**DOCUMENT TEXT**.

────────────────

I just returned from my first visit to Louisville, Kentucky where I had the opportunity to tour GE’s Monogram design center. The best part? I got to go and hang out with some of my favorite bloggers from all over the country. Some of those bloggers I felt like I already knew from our conversations on Twitter, so meeting in person was a real treat!
Our group stayed at the lovely Brown Hotel, est. in 1923, and known for its Kentucky Hot Brown sandwich, created by the hotel’s chefs shortly after opening. This open faced sandwich features a thick slice of toasted bread that is topped with a generous amount of roasted turkey, a crazy amount of mornay sauce, tomato, Parmesan, and garnished with 2 slices of crispy bacon. What’s not to fall in love with here? Eating a Kentucky Hot Brown was on my wish list during the 48 hours I spent in Louisville, an idea my new friend Sarah of 20 Something Cupcakes was also on board with.

────────────────

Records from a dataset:
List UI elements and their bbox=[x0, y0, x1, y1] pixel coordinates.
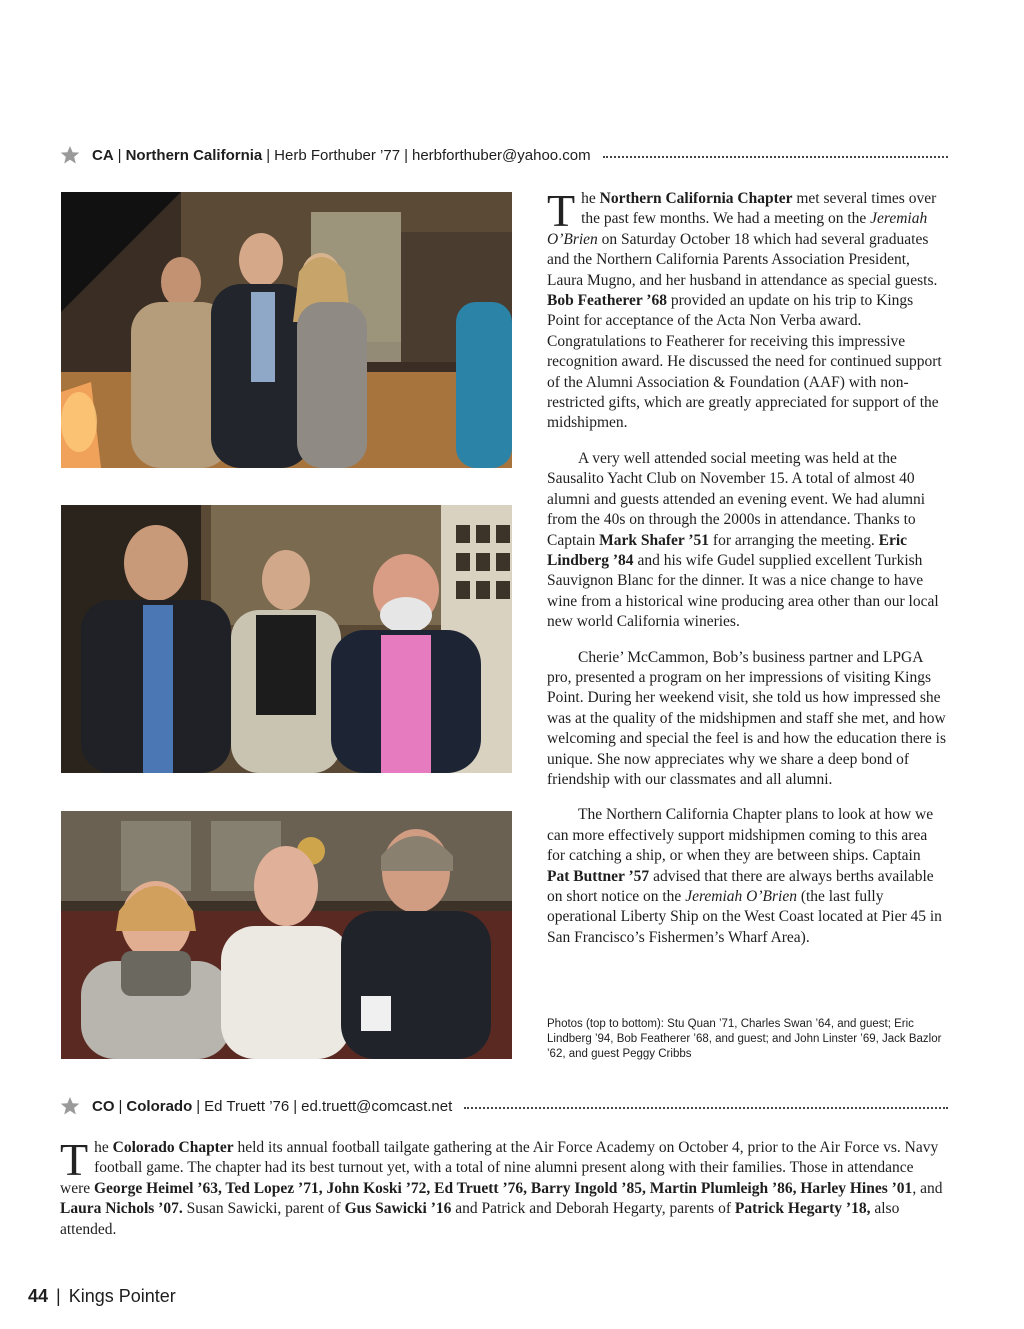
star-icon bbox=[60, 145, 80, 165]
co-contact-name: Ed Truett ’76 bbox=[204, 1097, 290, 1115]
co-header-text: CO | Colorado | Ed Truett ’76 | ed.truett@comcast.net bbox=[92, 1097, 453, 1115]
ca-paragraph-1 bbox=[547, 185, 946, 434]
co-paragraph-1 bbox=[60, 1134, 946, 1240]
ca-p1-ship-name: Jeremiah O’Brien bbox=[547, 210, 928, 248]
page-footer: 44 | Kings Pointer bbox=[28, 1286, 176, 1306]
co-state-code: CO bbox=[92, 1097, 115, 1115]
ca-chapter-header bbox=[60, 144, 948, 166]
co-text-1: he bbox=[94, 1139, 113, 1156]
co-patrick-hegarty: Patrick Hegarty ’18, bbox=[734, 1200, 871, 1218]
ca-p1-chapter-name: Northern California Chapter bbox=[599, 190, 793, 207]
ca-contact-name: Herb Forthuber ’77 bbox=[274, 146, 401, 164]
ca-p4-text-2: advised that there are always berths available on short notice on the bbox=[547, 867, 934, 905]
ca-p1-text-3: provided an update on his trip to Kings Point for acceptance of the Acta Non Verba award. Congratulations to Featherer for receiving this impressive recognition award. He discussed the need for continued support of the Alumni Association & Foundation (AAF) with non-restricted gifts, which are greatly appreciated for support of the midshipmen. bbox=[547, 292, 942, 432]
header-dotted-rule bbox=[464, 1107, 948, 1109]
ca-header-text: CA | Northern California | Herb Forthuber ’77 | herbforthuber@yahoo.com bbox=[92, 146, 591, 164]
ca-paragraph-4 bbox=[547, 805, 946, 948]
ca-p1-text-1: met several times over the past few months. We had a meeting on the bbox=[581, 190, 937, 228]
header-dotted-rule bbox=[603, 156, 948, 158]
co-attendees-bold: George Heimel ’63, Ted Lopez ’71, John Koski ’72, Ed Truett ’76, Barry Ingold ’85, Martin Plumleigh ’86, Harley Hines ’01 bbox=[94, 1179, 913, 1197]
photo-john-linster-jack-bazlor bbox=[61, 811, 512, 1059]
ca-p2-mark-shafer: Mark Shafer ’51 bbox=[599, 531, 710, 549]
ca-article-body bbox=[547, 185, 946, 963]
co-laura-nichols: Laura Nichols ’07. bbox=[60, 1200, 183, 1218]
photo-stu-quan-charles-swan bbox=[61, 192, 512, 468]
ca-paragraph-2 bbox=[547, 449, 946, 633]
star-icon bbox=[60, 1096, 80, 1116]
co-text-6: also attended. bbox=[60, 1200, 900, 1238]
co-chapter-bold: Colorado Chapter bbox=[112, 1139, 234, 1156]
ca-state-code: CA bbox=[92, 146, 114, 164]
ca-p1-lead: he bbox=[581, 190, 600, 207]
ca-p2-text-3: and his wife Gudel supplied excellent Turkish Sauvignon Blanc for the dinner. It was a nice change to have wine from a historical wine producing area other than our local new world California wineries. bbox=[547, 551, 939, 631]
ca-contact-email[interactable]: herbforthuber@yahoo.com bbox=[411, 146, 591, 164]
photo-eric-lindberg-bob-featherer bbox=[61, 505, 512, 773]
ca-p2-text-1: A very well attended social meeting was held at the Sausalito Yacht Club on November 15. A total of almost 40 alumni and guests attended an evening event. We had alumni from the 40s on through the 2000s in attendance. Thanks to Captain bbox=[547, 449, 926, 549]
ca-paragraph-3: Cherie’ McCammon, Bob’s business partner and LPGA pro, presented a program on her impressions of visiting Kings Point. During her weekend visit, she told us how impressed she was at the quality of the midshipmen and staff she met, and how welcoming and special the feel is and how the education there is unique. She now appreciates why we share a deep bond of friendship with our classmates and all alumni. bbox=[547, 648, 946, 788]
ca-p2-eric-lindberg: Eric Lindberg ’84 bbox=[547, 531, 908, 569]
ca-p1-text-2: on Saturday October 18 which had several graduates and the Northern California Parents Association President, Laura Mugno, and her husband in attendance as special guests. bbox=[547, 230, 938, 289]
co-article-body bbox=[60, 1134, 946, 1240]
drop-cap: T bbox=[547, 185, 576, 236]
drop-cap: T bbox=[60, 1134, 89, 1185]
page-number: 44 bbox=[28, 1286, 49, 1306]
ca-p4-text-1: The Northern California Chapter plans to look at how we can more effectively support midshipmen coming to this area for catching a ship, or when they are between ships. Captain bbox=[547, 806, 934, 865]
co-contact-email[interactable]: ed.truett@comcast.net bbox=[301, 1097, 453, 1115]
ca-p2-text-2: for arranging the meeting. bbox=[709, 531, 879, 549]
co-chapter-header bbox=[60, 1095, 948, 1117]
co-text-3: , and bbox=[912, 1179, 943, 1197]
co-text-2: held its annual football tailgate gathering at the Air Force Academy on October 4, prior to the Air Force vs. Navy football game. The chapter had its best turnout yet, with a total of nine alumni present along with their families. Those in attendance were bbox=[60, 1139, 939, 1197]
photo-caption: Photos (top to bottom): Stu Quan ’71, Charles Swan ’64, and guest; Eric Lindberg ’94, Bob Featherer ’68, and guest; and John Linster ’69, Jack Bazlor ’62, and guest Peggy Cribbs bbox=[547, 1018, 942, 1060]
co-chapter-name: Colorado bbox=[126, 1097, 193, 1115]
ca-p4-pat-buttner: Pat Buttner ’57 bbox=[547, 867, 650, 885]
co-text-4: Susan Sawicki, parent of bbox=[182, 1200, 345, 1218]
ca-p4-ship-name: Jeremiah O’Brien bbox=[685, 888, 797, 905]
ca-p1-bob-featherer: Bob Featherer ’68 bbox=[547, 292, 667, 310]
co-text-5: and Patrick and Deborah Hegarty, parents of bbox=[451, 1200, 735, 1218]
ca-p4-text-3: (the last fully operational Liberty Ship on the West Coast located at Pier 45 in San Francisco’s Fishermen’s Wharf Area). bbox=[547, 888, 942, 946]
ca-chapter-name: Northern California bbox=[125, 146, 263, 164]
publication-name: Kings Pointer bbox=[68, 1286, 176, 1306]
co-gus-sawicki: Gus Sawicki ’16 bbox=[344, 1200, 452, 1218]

────────────────

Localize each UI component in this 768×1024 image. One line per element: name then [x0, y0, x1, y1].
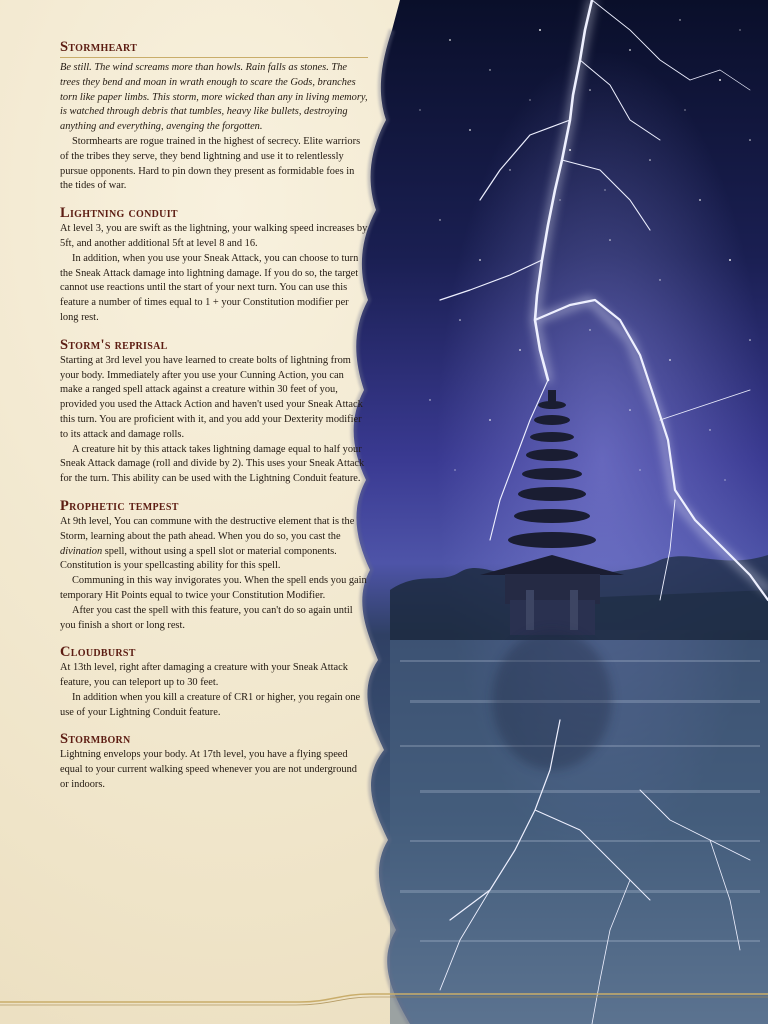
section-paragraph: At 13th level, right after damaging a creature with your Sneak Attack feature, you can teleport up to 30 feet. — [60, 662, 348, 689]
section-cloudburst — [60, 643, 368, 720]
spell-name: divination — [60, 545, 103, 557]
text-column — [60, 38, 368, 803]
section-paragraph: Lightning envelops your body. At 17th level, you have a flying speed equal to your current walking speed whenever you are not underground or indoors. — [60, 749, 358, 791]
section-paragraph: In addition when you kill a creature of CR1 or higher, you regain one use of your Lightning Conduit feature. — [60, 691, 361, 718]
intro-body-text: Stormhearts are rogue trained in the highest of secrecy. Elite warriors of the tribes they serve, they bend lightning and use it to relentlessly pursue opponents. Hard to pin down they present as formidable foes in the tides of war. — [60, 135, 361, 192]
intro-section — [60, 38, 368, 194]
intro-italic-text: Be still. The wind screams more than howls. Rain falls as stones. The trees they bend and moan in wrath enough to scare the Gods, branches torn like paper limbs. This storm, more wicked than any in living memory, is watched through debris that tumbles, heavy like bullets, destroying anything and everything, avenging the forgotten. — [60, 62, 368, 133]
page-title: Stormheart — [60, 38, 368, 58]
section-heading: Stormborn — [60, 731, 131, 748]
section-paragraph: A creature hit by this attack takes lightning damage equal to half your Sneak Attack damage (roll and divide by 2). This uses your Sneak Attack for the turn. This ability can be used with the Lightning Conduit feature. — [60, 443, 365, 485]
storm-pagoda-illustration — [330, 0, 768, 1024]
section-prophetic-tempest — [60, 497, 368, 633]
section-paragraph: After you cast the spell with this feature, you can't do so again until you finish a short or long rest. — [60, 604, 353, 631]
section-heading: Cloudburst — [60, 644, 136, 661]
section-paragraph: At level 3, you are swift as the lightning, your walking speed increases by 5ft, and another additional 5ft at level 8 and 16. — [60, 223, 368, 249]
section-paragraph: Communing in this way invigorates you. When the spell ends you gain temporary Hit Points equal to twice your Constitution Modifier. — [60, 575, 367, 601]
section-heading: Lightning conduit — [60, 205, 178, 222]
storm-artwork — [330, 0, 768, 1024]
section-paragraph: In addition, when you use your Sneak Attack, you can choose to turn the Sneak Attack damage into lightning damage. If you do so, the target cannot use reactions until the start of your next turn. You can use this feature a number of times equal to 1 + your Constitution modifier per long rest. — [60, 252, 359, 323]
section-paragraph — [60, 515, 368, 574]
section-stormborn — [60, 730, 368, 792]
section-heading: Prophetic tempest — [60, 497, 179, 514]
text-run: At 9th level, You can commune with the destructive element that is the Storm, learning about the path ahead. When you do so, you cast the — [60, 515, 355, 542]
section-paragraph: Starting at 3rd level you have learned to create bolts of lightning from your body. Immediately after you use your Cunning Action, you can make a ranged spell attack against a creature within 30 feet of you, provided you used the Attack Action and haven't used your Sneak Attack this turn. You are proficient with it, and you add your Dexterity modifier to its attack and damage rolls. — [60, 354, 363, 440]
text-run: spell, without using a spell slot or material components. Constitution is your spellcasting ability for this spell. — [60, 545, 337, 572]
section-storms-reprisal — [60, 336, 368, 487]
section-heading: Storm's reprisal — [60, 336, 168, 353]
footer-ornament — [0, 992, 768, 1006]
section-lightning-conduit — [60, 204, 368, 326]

────────────────

Resume the Louisville trip post, picking up right after its final sentence. The listing is separate material and has no connection to the Louisville trip post.

Though we found many ways to enjoy the bourbon Kentucky is famous for, we never got our hands on that sandwich. Eating a Hot Brown prepared at the Brown Hotel will remain on our bucket lists along with attending the Kentucky Derby in a beautiful dresses and fancy hats.
I know now what all the fuss was about, cuz boy was it good! It is however extremely rich. The recipe makes 2 sandwiches, but the idea of using a quart of heavy cream was something I couldn’t get my arms around. I followed chef Joe’s recipe, but made 4 sandwiches with the sauce and still had a bit leftover. I also reduced the amount of turkey. So did I recreate a true Kentucky Hot Brown with my changes? I don’t know, but it was about all our stomachs could tackle, and I am pretty sure I won’t be having my cholesterol checked any time soon!
Stay tuned for more about my trip to Louisville and the GE Monogram Experience Center tour.
|1/2 Stick Butter
1/3 Cup Flour
1 Quart Heavy Cream
1 Bay Leaf
1/2 tsp Nutmeg
1/2 Cup Parmesan Cheese, Plus 1 Tablespoon for Garnish
Salt & Pepper to Taste
14 Ounces Sliced Roasted Turkey Breast
2 Slices of Texas Toast (Crust Trimmed)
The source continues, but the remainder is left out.